§ Figure dataset records:
=======

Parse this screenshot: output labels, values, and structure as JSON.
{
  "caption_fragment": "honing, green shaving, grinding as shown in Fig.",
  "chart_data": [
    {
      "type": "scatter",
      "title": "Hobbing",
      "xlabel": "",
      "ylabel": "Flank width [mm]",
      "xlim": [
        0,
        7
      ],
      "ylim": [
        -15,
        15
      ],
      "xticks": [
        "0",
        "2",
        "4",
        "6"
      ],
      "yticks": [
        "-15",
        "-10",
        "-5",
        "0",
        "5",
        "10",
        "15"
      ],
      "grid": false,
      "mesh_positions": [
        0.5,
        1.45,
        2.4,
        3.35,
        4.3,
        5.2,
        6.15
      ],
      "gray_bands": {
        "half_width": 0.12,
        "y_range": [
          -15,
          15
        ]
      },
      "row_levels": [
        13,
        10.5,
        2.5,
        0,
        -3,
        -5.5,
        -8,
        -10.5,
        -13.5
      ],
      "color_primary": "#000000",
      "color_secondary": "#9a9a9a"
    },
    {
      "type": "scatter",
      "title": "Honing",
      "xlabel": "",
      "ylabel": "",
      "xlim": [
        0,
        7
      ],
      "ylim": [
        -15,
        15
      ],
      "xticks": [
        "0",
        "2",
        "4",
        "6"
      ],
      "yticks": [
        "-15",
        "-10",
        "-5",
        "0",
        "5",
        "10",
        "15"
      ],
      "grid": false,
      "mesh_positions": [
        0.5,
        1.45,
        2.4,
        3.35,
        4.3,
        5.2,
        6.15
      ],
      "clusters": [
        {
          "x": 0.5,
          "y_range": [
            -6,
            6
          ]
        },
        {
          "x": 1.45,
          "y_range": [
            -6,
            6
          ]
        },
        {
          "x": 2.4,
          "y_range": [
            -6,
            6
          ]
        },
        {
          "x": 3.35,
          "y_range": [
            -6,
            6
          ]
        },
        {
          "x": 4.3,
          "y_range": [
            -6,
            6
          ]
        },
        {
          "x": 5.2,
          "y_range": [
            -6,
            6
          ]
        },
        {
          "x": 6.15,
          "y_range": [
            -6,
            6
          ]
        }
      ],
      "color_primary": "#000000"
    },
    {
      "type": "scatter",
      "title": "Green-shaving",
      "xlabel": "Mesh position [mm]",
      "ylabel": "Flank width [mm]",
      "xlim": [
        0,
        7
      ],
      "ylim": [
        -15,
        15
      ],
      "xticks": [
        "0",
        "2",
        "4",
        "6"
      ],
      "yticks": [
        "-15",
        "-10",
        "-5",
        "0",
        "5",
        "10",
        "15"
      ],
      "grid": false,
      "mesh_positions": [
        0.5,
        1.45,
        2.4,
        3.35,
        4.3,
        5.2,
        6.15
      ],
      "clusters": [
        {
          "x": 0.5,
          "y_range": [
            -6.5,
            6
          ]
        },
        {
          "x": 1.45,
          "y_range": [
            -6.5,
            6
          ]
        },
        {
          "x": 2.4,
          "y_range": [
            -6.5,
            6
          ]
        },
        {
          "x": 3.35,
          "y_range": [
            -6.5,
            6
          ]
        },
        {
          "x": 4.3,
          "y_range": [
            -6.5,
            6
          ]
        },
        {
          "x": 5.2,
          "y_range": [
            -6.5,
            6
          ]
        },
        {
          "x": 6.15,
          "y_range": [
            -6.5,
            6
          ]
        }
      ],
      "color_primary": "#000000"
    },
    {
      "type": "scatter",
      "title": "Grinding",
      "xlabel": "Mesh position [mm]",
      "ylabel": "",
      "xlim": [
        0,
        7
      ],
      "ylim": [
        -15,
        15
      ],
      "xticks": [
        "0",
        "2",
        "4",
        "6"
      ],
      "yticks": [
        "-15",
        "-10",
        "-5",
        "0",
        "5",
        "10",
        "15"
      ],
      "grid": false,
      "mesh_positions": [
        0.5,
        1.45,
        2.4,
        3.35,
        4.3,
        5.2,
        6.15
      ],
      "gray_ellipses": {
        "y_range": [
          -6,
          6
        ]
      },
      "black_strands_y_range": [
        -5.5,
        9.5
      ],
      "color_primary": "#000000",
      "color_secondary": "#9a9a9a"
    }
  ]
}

=======

§ Stated problem: Copy out the whole listing exactly.

§ Answer in full:
Parse this screenshot: output labels, values, and structure as JSON.
{
  "caption_fragment": "honing, green shaving, grinding as shown in Fig.",
  "chart_data": [
    {
      "type": "scatter",
      "title": "Hobbing",
      "xlabel": "",
      "ylabel": "Flank width [mm]",
      "xlim": [
        0,
        7
      ],
      "ylim": [
        -15,
        15
      ],
      "xticks": [
        "0",
        "2",
        "4",
        "6"
      ],
      "yticks": [
        "-15",
        "-10",
        "-5",
        "0",
        "5",
        "10",
        "15"
      ],
      "grid": false,
      "mesh_positions": [
        0.5,
        1.45,
        2.4,
        3.35,
        4.3,
        5.2,
        6.15
      ],
      "gray_bands": {
        "half_width": 0.12,
        "y_range": [
          -15,
          15
        ]
      },
      "row_levels": [
        13,
        10.5,
        2.5,
        0,
        -3,
        -5.5,
        -8,
        -10.5,
        -13.5
      ],
      "color_primary": "#000000",
      "color_secondary": "#9a9a9a"
    },
    {
      "type": "scatter",
      "title": "Honing",
      "xlabel": "",
      "ylabel": "",
      "xlim": [
        0,
        7
      ],
      "ylim": [
        -15,
        15
      ],
      "xticks": [
        "0",
        "2",
        "4",
        "6"
      ],
      "yticks": [
        "-15",
        "-10",
        "-5",
        "0",
        "5",
        "10",
        "15"
      ],
      "grid": false,
      "mesh_positions": [
        0.5,
        1.45,
        2.4,
        3.35,
        4.3,
        5.2,
        6.15
      ],
      "clusters": [
        {
          "x": 0.5,
          "y_range": [
            -6,
            6
          ]
        },
        {
          "x": 1.45,
          "y_range": [
            -6,
            6
          ]
        },
        {
          "x": 2.4,
          "y_range": [
            -6,
            6
          ]
        },
        {
          "x": 3.35,
          "y_range": [
            -6,
            6
          ]
        },
        {
          "x": 4.3,
          "y_range": [
            -6,
            6
          ]
        },
        {
          "x": 5.2,
          "y_range": [
            -6,
            6
          ]
        },
        {
          "x": 6.15,
          "y_range": [
            -6,
            6
          ]
        }
      ],
      "color_primary": "#000000"
    },
    {
      "type": "scatter",
      "title": "Green-shaving",
      "xlabel": "Mesh position [mm]",
      "ylabel": "Flank width [mm]",
      "xlim": [
        0,
        7
      ],
      "ylim": [
        -15,
        15
      ],
      "xticks": [
        "0",
        "2",
        "4",
        "6"
      ],
      "yticks": [
        "-15",
        "-10",
        "-5",
        "0",
        "5",
        "10",
        "15"
      ],
      "grid": false,
      "mesh_positions": [
        0.5,
        1.45,
        2.4,
        3.35,
        4.3,
        5.2,
        6.15
      ],
      "clusters": [
        {
          "x": 0.5,
          "y_range": [
            -6.5,
            6
          ]
        },
        {
          "x": 1.45,
          "y_range": [
            -6.5,
            6
          ]
        },
        {
          "x": 2.4,
          "y_range": [
            -6.5,
            6
          ]
        },
        {
          "x": 3.35,
          "y_range": [
            -6.5,
            6
          ]
        },
        {
          "x": 4.3,
          "y_range": [
            -6.5,
            6
          ]
        },
        {
          "x": 5.2,
          "y_range": [
            -6.5,
            6
          ]
        },
        {
          "x": 6.15,
          "y_range": [
            -6.5,
            6
          ]
        }
      ],
      "color_primary": "#000000"
    },
    {
      "type": "scatter",
      "title": "Grinding",
      "xlabel": "Mesh position [mm]",
      "ylabel": "",
      "xlim": [
        0,
        7
      ],
      "ylim": [
        -15,
        15
      ],
      "xticks": [
        "0",
        "2",
        "4",
        "6"
      ],
      "yticks": [
        "-15",
        "-10",
        "-5",
        "0",
        "5",
        "10",
        "15"
      ],
      "grid": false,
      "mesh_positions": [
        0.5,
        1.45,
        2.4,
        3.35,
        4.3,
        5.2,
        6.15
      ],
      "gray_ellipses": {
        "y_range": [
          -6,
          6
        ]
      },
      "black_strands_y_range": [
        -5.5,
        9.5
      ],
      "color_primary": "#000000",
      "color_secondary": "#9a9a9a"
    }
  ]
}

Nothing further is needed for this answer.